* [Work to complete] Tally the lines that contain "Method" and report the total alone.
----- Available records
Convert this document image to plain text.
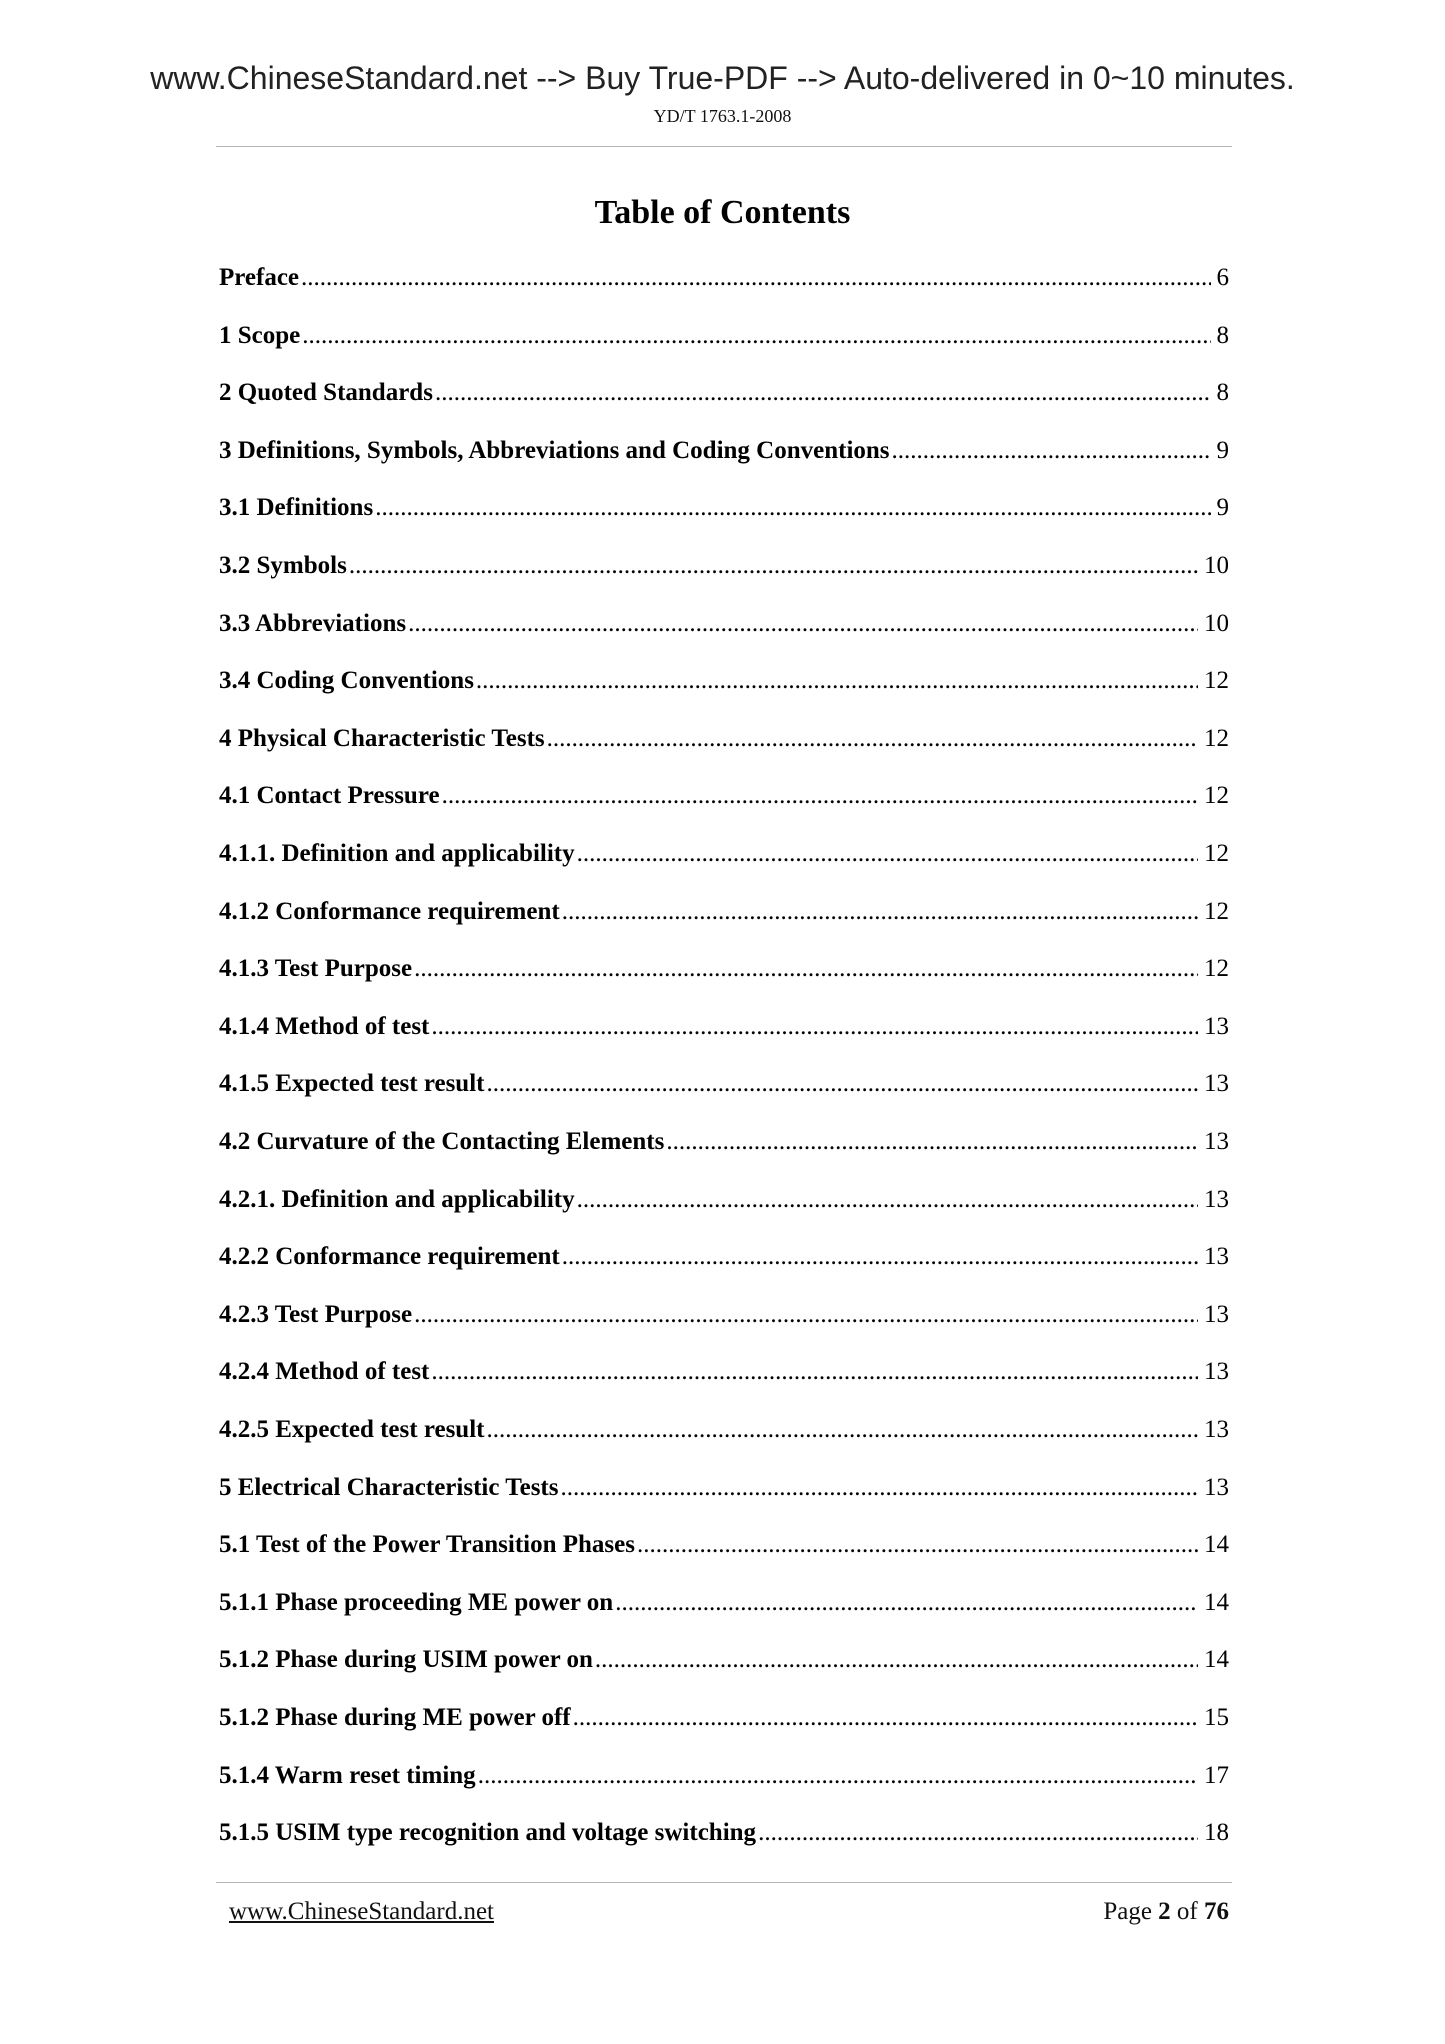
www.ChineseStandard.net --> Buy True-PDF --> Auto-delivered in 0~10 minutes.
YD/T 1763.1-2008
Table of Contents
Preface .....	6
1 Scope .....	8
2 Quoted Standards .....	8
3 Definitions, Symbols, Abbreviations and Coding Conventions .....	9
3.1 Definitions .....	9
3.2 Symbols .....	10
3.3 Abbreviations .....	10
3.4 Coding Conventions .....	12
4 Physical Characteristic Tests .....	12
4.1 Contact Pressure .....	12
4.1.1. Definition and applicability .....	12
4.1.2 Conformance requirement .....	12
4.1.3 Test Purpose .....	12
4.1.4 Method of test .....	13
4.1.5 Expected test result .....	13
4.2 Curvature of the Contacting Elements .....	13
4.2.1. Definition and applicability .....	13
4.2.2 Conformance requirement .....	13
4.2.3 Test Purpose .....	13
4.2.4 Method of test .....	13
4.2.5 Expected test result .....	13
5 Electrical Characteristic Tests .....	13
5.1 Test of the Power Transition Phases .....	14
5.1.1 Phase proceeding ME power on .....	14
5.1.2 Phase during USIM power on .....	14
5.1.2 Phase during ME power off .....	15
5.1.4 Warm reset timing .....	17
5.1.5 USIM type recognition and voltage switching .....	18
www.ChineseStandard.net	Page 2 of 76
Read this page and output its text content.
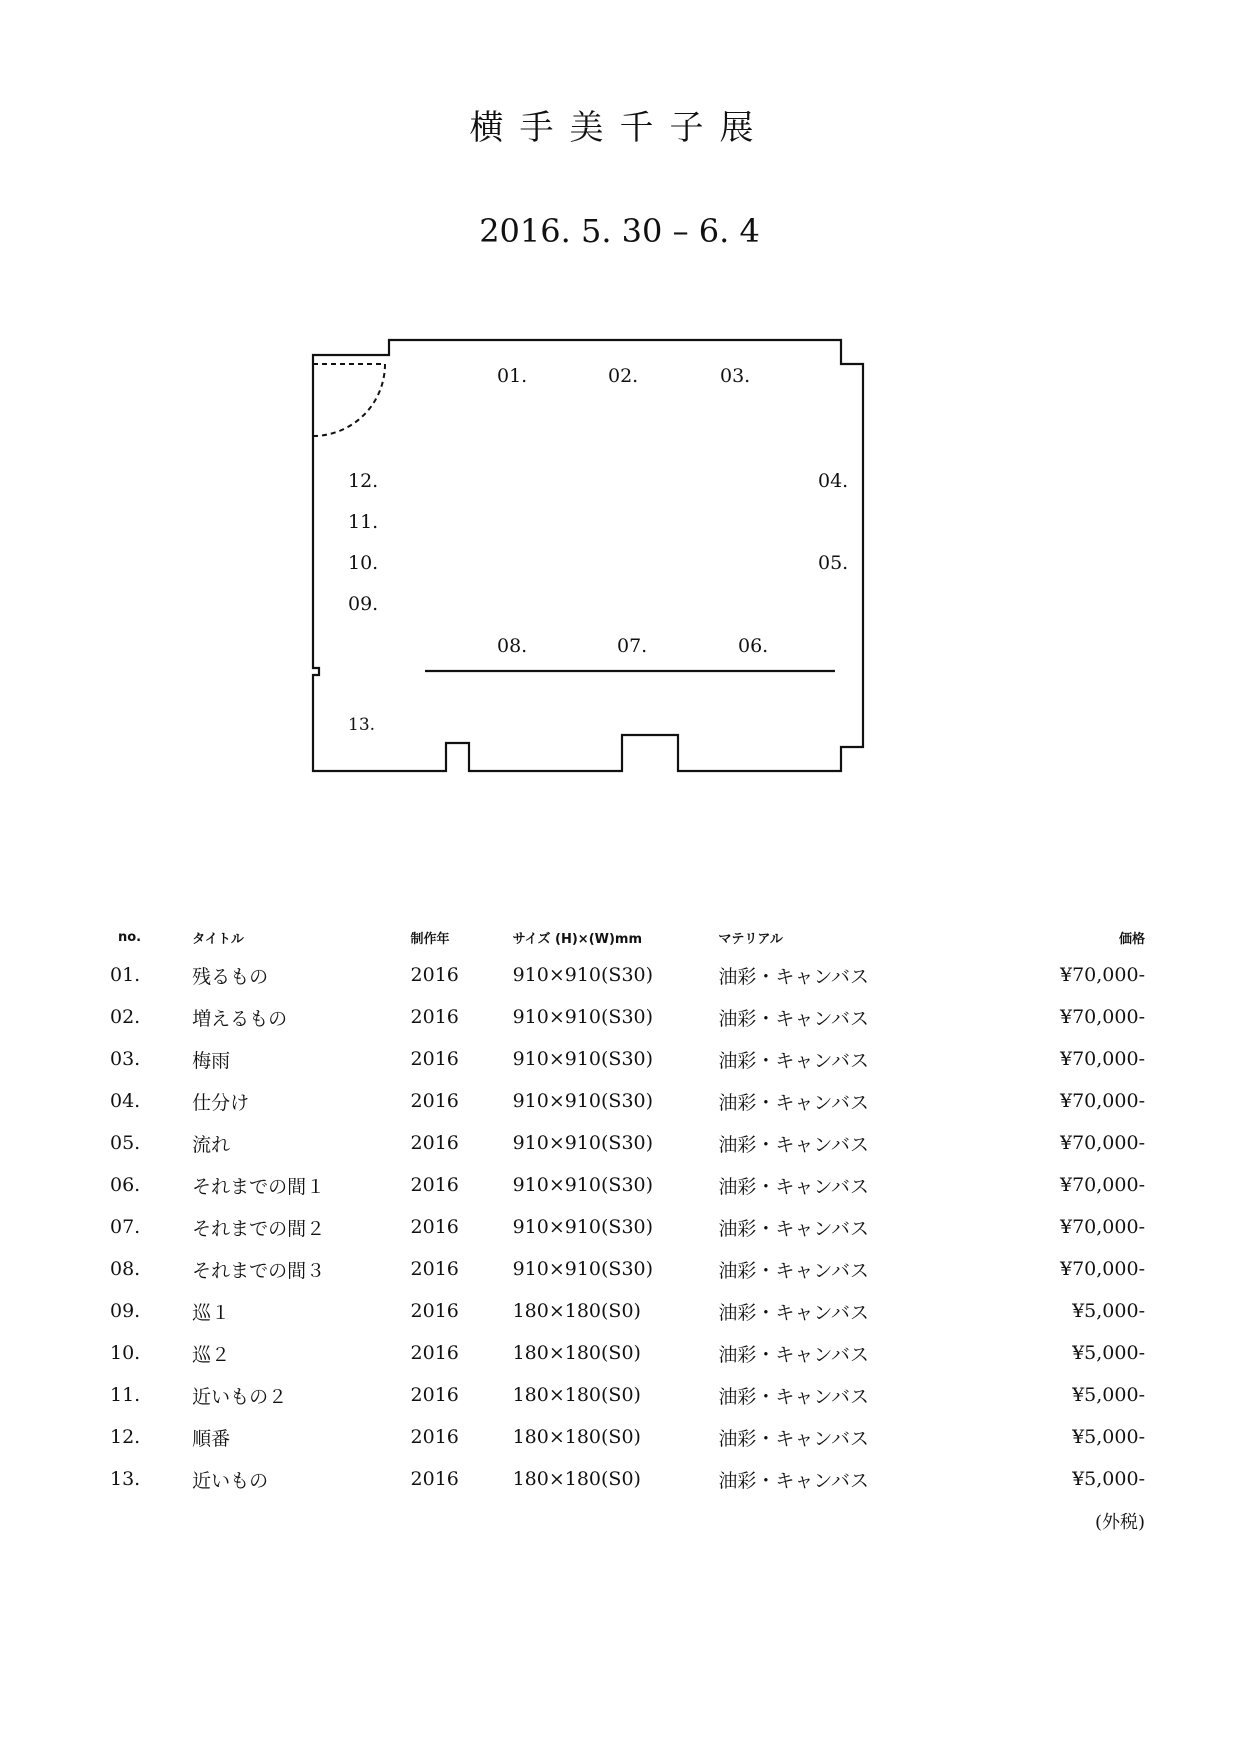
横手美千子展
2016. 5. 30 – 6. 4
01.	02.	03.
04.
05.
06.
07.
08.
09.
10.
11.
12.
13.
no.	タイトル	制作年	サイズ (H)×(W)mm	マテリアル	価格
01.	残るもの	2016	910×910(S30)	油彩・キャンバス	¥70,000-
02.	増えるもの	2016	910×910(S30)	油彩・キャンバス	¥70,000-
03.	梅雨	2016	910×910(S30)	油彩・キャンバス	¥70,000-
04.	仕分け	2016	910×910(S30)	油彩・キャンバス	¥70,000-
05.	流れ	2016	910×910(S30)	油彩・キャンバス	¥70,000-
06.	それまでの間１	2016	910×910(S30)	油彩・キャンバス	¥70,000-
07.	それまでの間２	2016	910×910(S30)	油彩・キャンバス	¥70,000-
08.	それまでの間３	2016	910×910(S30)	油彩・キャンバス	¥70,000-
09.	巡１	2016	180×180(S0)	油彩・キャンバス	¥5,000-
10.	巡２	2016	180×180(S0)	油彩・キャンバス	¥5,000-
11.	近いもの２	2016	180×180(S0)	油彩・キャンバス	¥5,000-
12.	順番	2016	180×180(S0)	油彩・キャンバス	¥5,000-
13.	近いもの	2016	180×180(S0)	油彩・キャンバス	¥5,000-
(外税)
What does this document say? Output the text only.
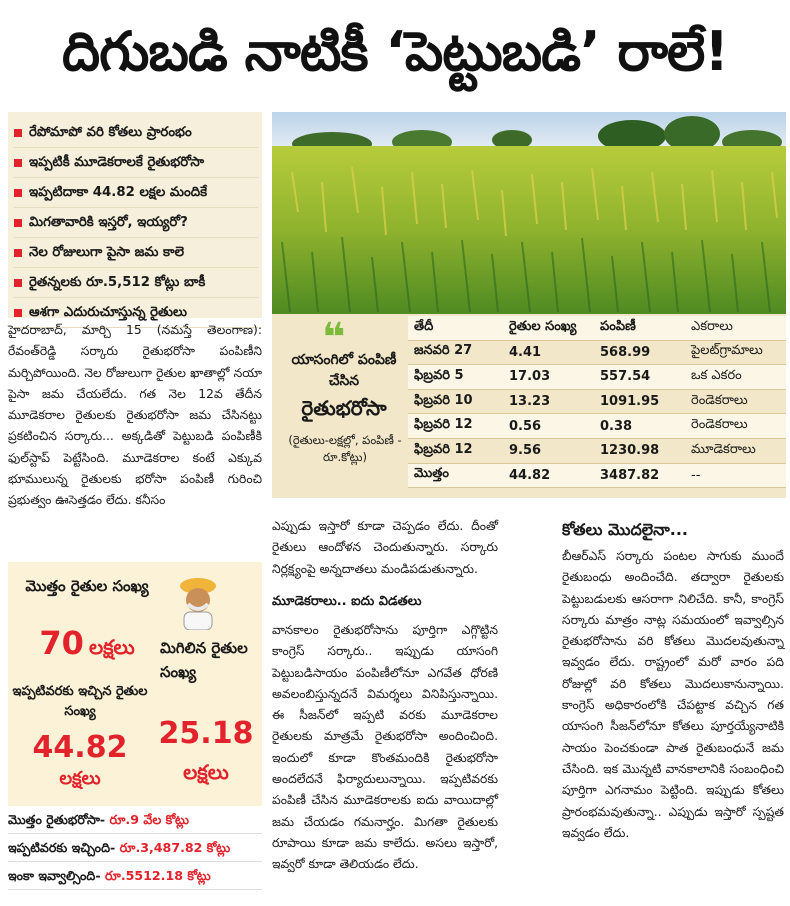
దిగుబడి నాటికీ ‘పెట్టుబడి’ రాలే!
రేపోమాపో వరి కోతలు ప్రారంభం
ఇప్పటికీ మూడెకరాలకే రైతుభరోసా
ఇప్పటిదాకా 44.82 లక్షల మందికే
మిగతావారికి ఇస్తరో, ఇయ్యరో?
నెల రోజులుగా పైసా జమ కాలె
రైతన్నలకు రూ.5,512 కోట్లు బాకీ
ఆశగా ఎదురుచూస్తున్న రైతులు
❝
యాసంగిలో పంపిణీ చేసిన
రైతుభరోసా
(రైతులు-లక్షల్లో, పంపిణీ - రూ.కోట్లు)
తేదీ	రైతుల సంఖ్య	పంపిణీ	ఎకరాలు
జనవరి 27	4.41	568.99	పైలట్‌గ్రామాలు
ఫిబ్రవరి 5	17.03	557.54	ఒక ఎకరం
ఫిబ్రవరి 10	13.23	1091.95	రెండెకరాలు
ఫిబ్రవరి 12	0.56	0.38	రెండెకరాలు
ఫిబ్రవరి 12	9.56	1230.98	మూడెకరాలు
మొత్తం	44.82	3487.82	--
హైదరాబాద్, మార్చి 15 (నమస్తే తెలంగాణ): రేవంత్‌రెడ్డి సర్కారు రైతుభరోసా పంపిణీని మర్చిపోయింది. నెల రోజులుగా రైతుల ఖాతాల్లో నయా పైసా జమ చేయలేదు. గత నెల 12వ తేదీన మూడెకరాల రైతులకు రైతుభరోసా జమ చేసినట్టు ప్రకటించిన సర్కారు... అక్కడితో పెట్టుబడి పంపిణీకి ఫుల్‌స్టాప్ పెట్టేసింది. మూడెకరాల కంటే ఎక్కువ భూములున్న రైతులకు భరోసా పంపిణీ గురించి ప్రభుత్వం ఊసెత్తడం లేదు. కనీసం
ఎప్పుడు ఇస్తారో కూడా చెప్పడం లేదు. దీంతో రైతులు ఆందోళన చెందుతున్నారు. సర్కారు నిర్లక్ష్యంపై అన్నదాతలు మండిపడుతున్నారు.
మూడెకరాలు.. ఐదు విడతలు
వానకాలం రైతుభరోసాను పూర్తిగా ఎగ్గొట్టిన కాంగ్రెస్ సర్కారు.. ఇప్పుడు యాసంగి పెట్టుబడిసాయం పంపిణీలోనూ ఎగవేత ధోరణి అవలంబిస్తున్నదనే విమర్శలు వినిపిస్తున్నాయి. ఈ సీజన్‌లో ఇప్పటి వరకు మూడెకరాల రైతులకు మాత్రమే రైతుభరోసా అందించింది. ఇందులో కూడా కొంతమందికి రైతుభరోసా అందలేదనే ఫిర్యాదులున్నాయి. ఇప్పటివరకు పంపిణీ చేసిన మూడెకరాలకు ఐదు వాయిదాల్లో జమ చేయడం గమనార్హం. మిగతా రైతులకు రూపాయి కూడా జమ కాలేదు. అసలు ఇస్తారో, ఇవ్వరో కూడా తెలియడం లేదు.
కోతలు మొదలైనా...
బీఆర్‌ఎస్ సర్కారు పంటల సాగుకు ముందే రైతుబంధు అందించేది. తద్వారా రైతులకు పెట్టుబడులకు ఆసరాగా నిలిచేది. కానీ, కాంగ్రెస్ సర్కారు మాత్రం నాట్ల సమయంలో ఇవ్వాల్సిన రైతుభరోసాను వరి కోతలు మొదలవుతున్నా ఇవ్వడం లేదు. రాష్ట్రంలో మరో వారం పది రోజుల్లో వరి కోతలు మొదలుకానున్నాయి. కాంగ్రెస్ అధికారంలోకి చేపట్టాక వచ్చిన గత యాసంగి సీజన్‌లోనూ కోతలు పూర్తయ్యేనాటికి సాయం పెంచకుండా పాత రైతుబంధునే జమ చేసింది. ఇక మొన్నటి వానకాలానికి సంబంధించి పూర్తిగా ఎగనామం పెట్టింది. ఇప్పుడు కోతలు ప్రారంభమవుతున్నా.. ఎప్పుడు ఇస్తారో స్పష్టత ఇవ్వడం లేదు.
మొత్తం రైతుల సంఖ్య
70 లక్షలు	మిగిలిన రైతుల సంఖ్య
25.18
లక్షలు
ఇప్పటివరకు ఇచ్చిన రైతుల సంఖ్య
44.82
లక్షలు
మొత్తం రైతుభరోసా- రూ.9 వేల కోట్లు
ఇప్పటివరకు ఇచ్చింది- రూ.3,487.82 కోట్లు
ఇంకా ఇవ్వాల్సింది- రూ.5512.18 కోట్లు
----------
* [The result] 2